(begin)
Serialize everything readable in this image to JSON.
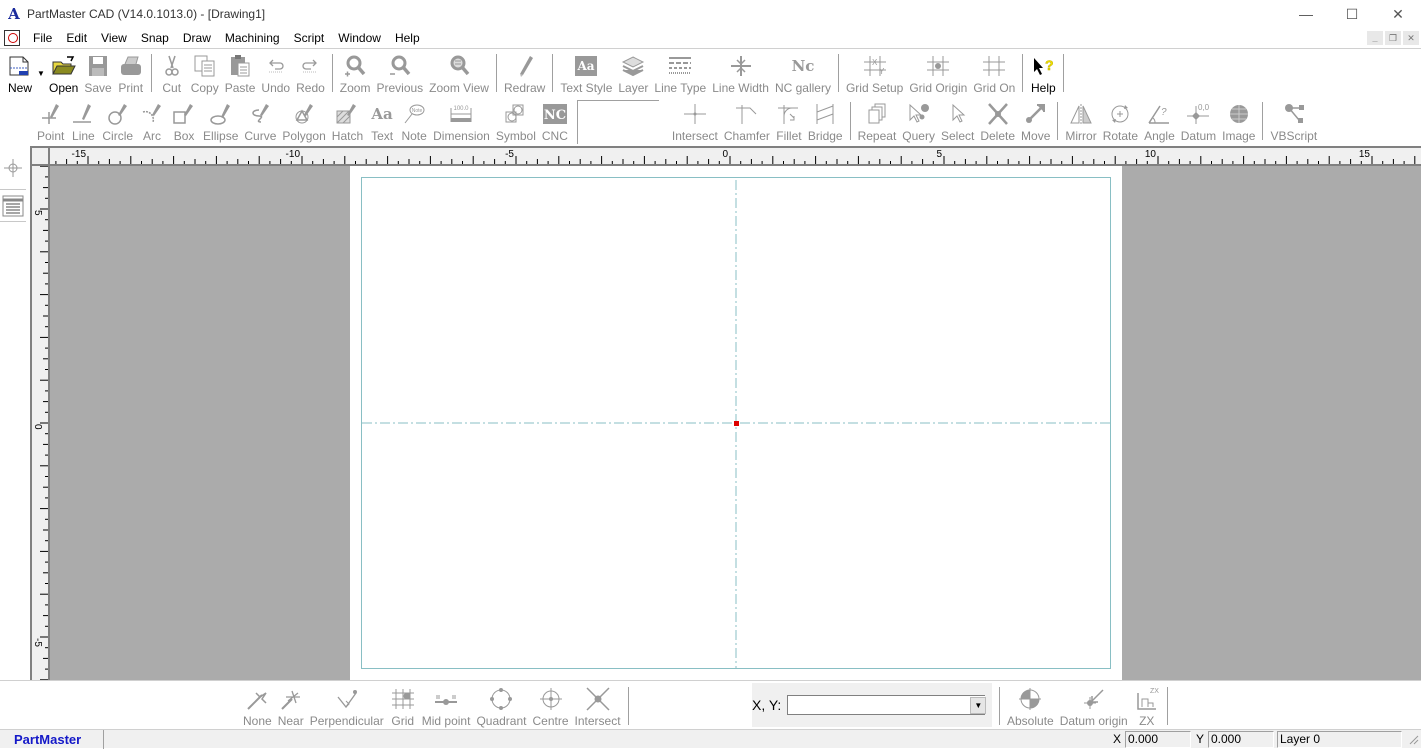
{
  "window": {
    "title": "PartMaster CAD (V14.0.1013.0) - [Drawing1]",
    "controls": {
      "minimize": "—",
      "maximize": "☐",
      "close": "✕"
    },
    "mdi_controls": {
      "minimize": "_",
      "restore": "❐",
      "close": "✕"
    }
  },
  "menubar": {
    "items": [
      "File",
      "Edit",
      "View",
      "Snap",
      "Draw",
      "Machining",
      "Script",
      "Window",
      "Help"
    ]
  },
  "toolbar1": {
    "groups": [
      [
        {
          "label": "New",
          "icon": "new-icon",
          "enabled": true,
          "dropdown": true
        },
        {
          "label": "Open",
          "icon": "open-folder-icon",
          "enabled": true
        },
        {
          "label": "Save",
          "icon": "save-icon",
          "enabled": false
        },
        {
          "label": "Print",
          "icon": "print-icon",
          "enabled": false
        }
      ],
      [
        {
          "label": "Cut",
          "icon": "cut-icon",
          "enabled": false
        },
        {
          "label": "Copy",
          "icon": "copy-icon",
          "enabled": false
        },
        {
          "label": "Paste",
          "icon": "paste-icon",
          "enabled": false
        },
        {
          "label": "Undo",
          "icon": "undo-icon",
          "enabled": false
        },
        {
          "label": "Redo",
          "icon": "redo-icon",
          "enabled": false
        }
      ],
      [
        {
          "label": "Zoom",
          "icon": "zoom-in-icon",
          "enabled": false
        },
        {
          "label": "Previous",
          "icon": "zoom-previous-icon",
          "enabled": false
        },
        {
          "label": "Zoom View",
          "icon": "zoom-view-icon",
          "enabled": false
        }
      ],
      [
        {
          "label": "Redraw",
          "icon": "pencil-icon",
          "enabled": false
        }
      ],
      [
        {
          "label": "Text Style",
          "icon": "text-style-icon",
          "enabled": false
        },
        {
          "label": "Layer",
          "icon": "layer-icon",
          "enabled": false
        },
        {
          "label": "Line Type",
          "icon": "line-type-icon",
          "enabled": false
        },
        {
          "label": "Line Width",
          "icon": "line-width-icon",
          "enabled": false
        },
        {
          "label": "NC gallery",
          "icon": "nc-gallery-icon",
          "enabled": false
        }
      ],
      [
        {
          "label": "Grid Setup",
          "icon": "grid-setup-icon",
          "enabled": false
        },
        {
          "label": "Grid Origin",
          "icon": "grid-origin-icon",
          "enabled": false
        },
        {
          "label": "Grid On",
          "icon": "grid-on-icon",
          "enabled": false
        }
      ],
      [
        {
          "label": "Help",
          "icon": "help-icon",
          "enabled": true
        }
      ]
    ]
  },
  "toolbar2": {
    "draw_tools": [
      {
        "label": "Point",
        "icon": "point-icon"
      },
      {
        "label": "Line",
        "icon": "line-icon"
      },
      {
        "label": "Circle",
        "icon": "circle-icon"
      },
      {
        "label": "Arc",
        "icon": "arc-icon"
      },
      {
        "label": "Box",
        "icon": "box-icon"
      },
      {
        "label": "Ellipse",
        "icon": "ellipse-icon"
      },
      {
        "label": "Curve",
        "icon": "curve-icon"
      },
      {
        "label": "Polygon",
        "icon": "polygon-icon"
      },
      {
        "label": "Hatch",
        "icon": "hatch-icon"
      },
      {
        "label": "Text",
        "icon": "text-icon"
      },
      {
        "label": "Note",
        "icon": "note-icon"
      },
      {
        "label": "Dimension",
        "icon": "dimension-icon"
      },
      {
        "label": "Symbol",
        "icon": "symbol-icon"
      },
      {
        "label": "CNC",
        "icon": "cnc-icon"
      }
    ],
    "modify_tools": [
      {
        "label": "Intersect",
        "icon": "intersect-icon"
      },
      {
        "label": "Chamfer",
        "icon": "chamfer-icon"
      },
      {
        "label": "Fillet",
        "icon": "fillet-icon"
      },
      {
        "label": "Bridge",
        "icon": "bridge-icon"
      }
    ],
    "edit_tools": [
      {
        "label": "Repeat",
        "icon": "repeat-icon"
      },
      {
        "label": "Query",
        "icon": "query-icon"
      },
      {
        "label": "Select",
        "icon": "select-arrow-icon"
      },
      {
        "label": "Delete",
        "icon": "delete-icon"
      },
      {
        "label": "Move",
        "icon": "move-icon"
      }
    ],
    "transform_tools": [
      {
        "label": "Mirror",
        "icon": "mirror-icon"
      },
      {
        "label": "Rotate",
        "icon": "rotate-icon"
      },
      {
        "label": "Angle",
        "icon": "angle-icon"
      },
      {
        "label": "Datum",
        "icon": "datum-icon"
      },
      {
        "label": "Image",
        "icon": "image-icon"
      }
    ],
    "script_tools": [
      {
        "label": "VBScript",
        "icon": "vbscript-icon"
      }
    ]
  },
  "rulers": {
    "horizontal_labels": [
      "-15",
      "-10",
      "-5",
      "0",
      "5",
      "10",
      "15"
    ],
    "vertical_labels": [
      "5",
      "0",
      "-5"
    ]
  },
  "snapbar": {
    "items": [
      {
        "label": "None",
        "icon": "snap-none-icon"
      },
      {
        "label": "Near",
        "icon": "snap-near-icon"
      },
      {
        "label": "Perpendicular",
        "icon": "snap-perpendicular-icon"
      },
      {
        "label": "Grid",
        "icon": "snap-grid-icon"
      },
      {
        "label": "Mid point",
        "icon": "snap-midpoint-icon"
      },
      {
        "label": "Quadrant",
        "icon": "snap-quadrant-icon"
      },
      {
        "label": "Centre",
        "icon": "snap-centre-icon"
      },
      {
        "label": "Intersect",
        "icon": "snap-intersect-icon"
      }
    ]
  },
  "coord_entry": {
    "label": "X, Y:",
    "value": "",
    "dropdown_arrow": "▼"
  },
  "datumbar": {
    "items": [
      {
        "label": "Absolute",
        "icon": "absolute-icon"
      },
      {
        "label": "Datum origin",
        "icon": "datum-origin-icon"
      },
      {
        "label": "ZX",
        "icon": "zx-plane-icon"
      }
    ]
  },
  "statusbar": {
    "app_name": "PartMaster",
    "x_label": "X",
    "x_value": "0.000",
    "y_label": "Y",
    "y_value": "0.000",
    "layer": "Layer 0"
  },
  "colors": {
    "accent_status": "#1418c8",
    "origin_marker": "#dd0000",
    "construction_line": "#89bfc4",
    "canvas_bg": "#ababab"
  }
}
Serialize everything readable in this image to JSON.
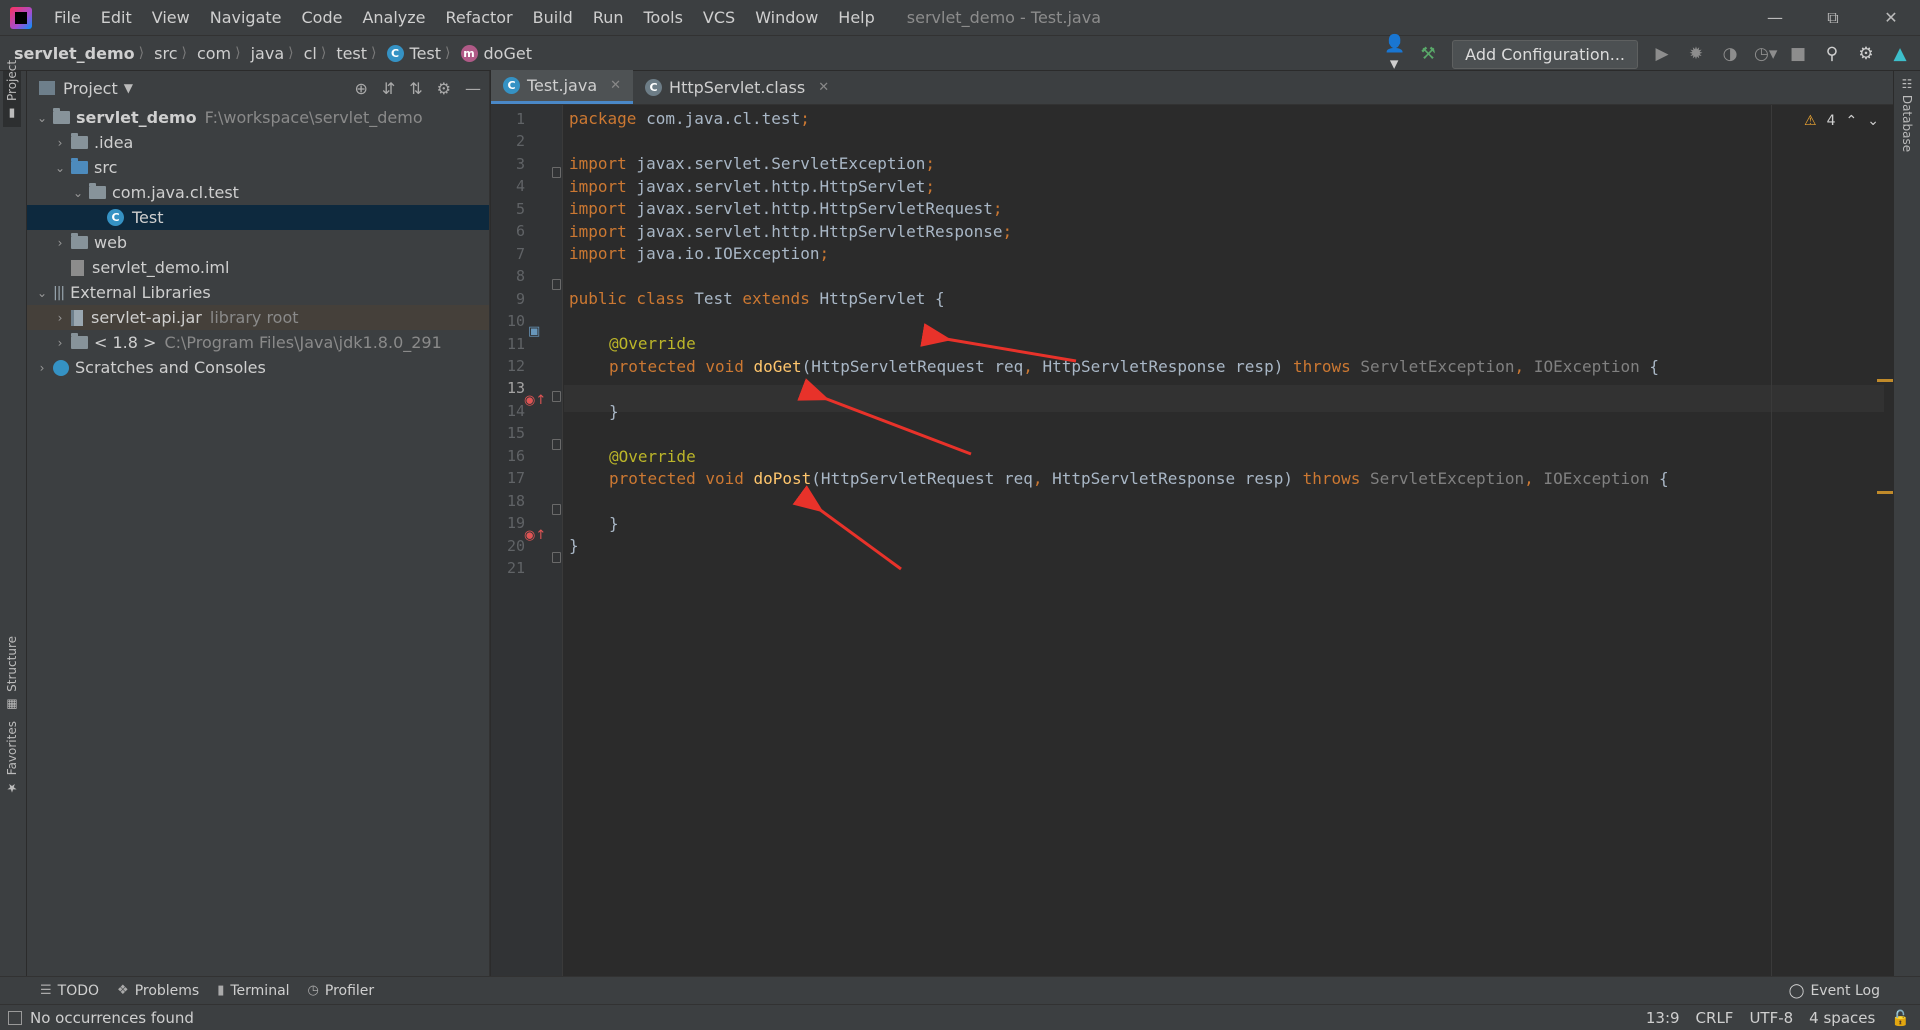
{
  "menubar": {
    "items": [
      "File",
      "Edit",
      "View",
      "Navigate",
      "Code",
      "Analyze",
      "Refactor",
      "Build",
      "Run",
      "Tools",
      "VCS",
      "Window",
      "Help"
    ],
    "window_title": "servlet_demo - Test.java"
  },
  "breadcrumbs": {
    "project": "servlet_demo",
    "items": [
      "src",
      "com",
      "java",
      "cl",
      "test"
    ],
    "class_name": "Test",
    "method_name": "doGet"
  },
  "toolbar": {
    "add_configuration": "Add Configuration..."
  },
  "side_tabs": {
    "project": "Project",
    "structure": "Structure",
    "favorites": "Favorites",
    "database": "Database"
  },
  "project_panel": {
    "title": "Project",
    "tree": [
      {
        "label": "servlet_demo",
        "hint": "F:\\workspace\\servlet_demo"
      },
      {
        "label": ".idea",
        "hint": ""
      },
      {
        "label": "src",
        "hint": ""
      },
      {
        "label": "com.java.cl.test",
        "hint": ""
      },
      {
        "label": "Test",
        "hint": ""
      },
      {
        "label": "web",
        "hint": ""
      },
      {
        "label": "servlet_demo.iml",
        "hint": ""
      },
      {
        "label": "External Libraries",
        "hint": ""
      },
      {
        "label": "servlet-api.jar",
        "hint": "library root"
      },
      {
        "label": "< 1.8 >",
        "hint": "C:\\Program Files\\Java\\jdk1.8.0_291"
      },
      {
        "label": "Scratches and Consoles",
        "hint": ""
      }
    ]
  },
  "editor": {
    "tabs": [
      {
        "label": "Test.java",
        "badge": "C"
      },
      {
        "label": "HttpServlet.class",
        "badge": "C"
      }
    ],
    "warnings_count": "4",
    "line_numbers": [
      "1",
      "2",
      "3",
      "4",
      "5",
      "6",
      "7",
      "8",
      "9",
      "10",
      "11",
      "12",
      "13",
      "14",
      "15",
      "16",
      "17",
      "18",
      "19",
      "20",
      "21"
    ],
    "current_line": 13,
    "code": {
      "l1_kw": "package",
      "l1_rest": " com.java.cl.test",
      "l1_end": ";",
      "l3_kw": "import",
      "l3_rest": " javax.servlet.ServletException",
      "l4_kw": "import",
      "l4_rest": " javax.servlet.http.HttpServlet",
      "l5_kw": "import",
      "l5_rest": " javax.servlet.http.HttpServletRequest",
      "l6_kw": "import",
      "l6_rest": " javax.servlet.http.HttpServletResponse",
      "l7_kw": "import",
      "l7_rest": " java.io.IOException",
      "semicolon": ";",
      "l9_kw1": "public class",
      "l9_name": " Test ",
      "l9_kw2": "extends",
      "l9_rest": " HttpServlet {",
      "override": "@Override",
      "l12_kw": "protected void ",
      "l12_fn": "doGet",
      "l12_params": "(HttpServletRequest req",
      "comma": ",",
      "l12_params2": " HttpServletResponse resp) ",
      "throws": "throws",
      "ex1": " ServletException",
      "ex2": " IOException",
      "open_brace": " {",
      "close_inner": "}",
      "l17_fn": "doPost",
      "close_outer": "}"
    }
  },
  "bottom_tools": {
    "todo": "TODO",
    "problems": "Problems",
    "terminal": "Terminal",
    "profiler": "Profiler",
    "event_log": "Event Log"
  },
  "statusbar": {
    "message": "No occurrences found",
    "position": "13:9",
    "line_sep": "CRLF",
    "encoding": "UTF-8",
    "indent": "4 spaces"
  },
  "colors": {
    "annotation_arrows": "#e8322a",
    "selection": "#0d293e",
    "keyword": "#cc7832"
  }
}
(end)
Your answer should be one number: how many lines of the listing include the word "true".

Result for this exercise ▸ 4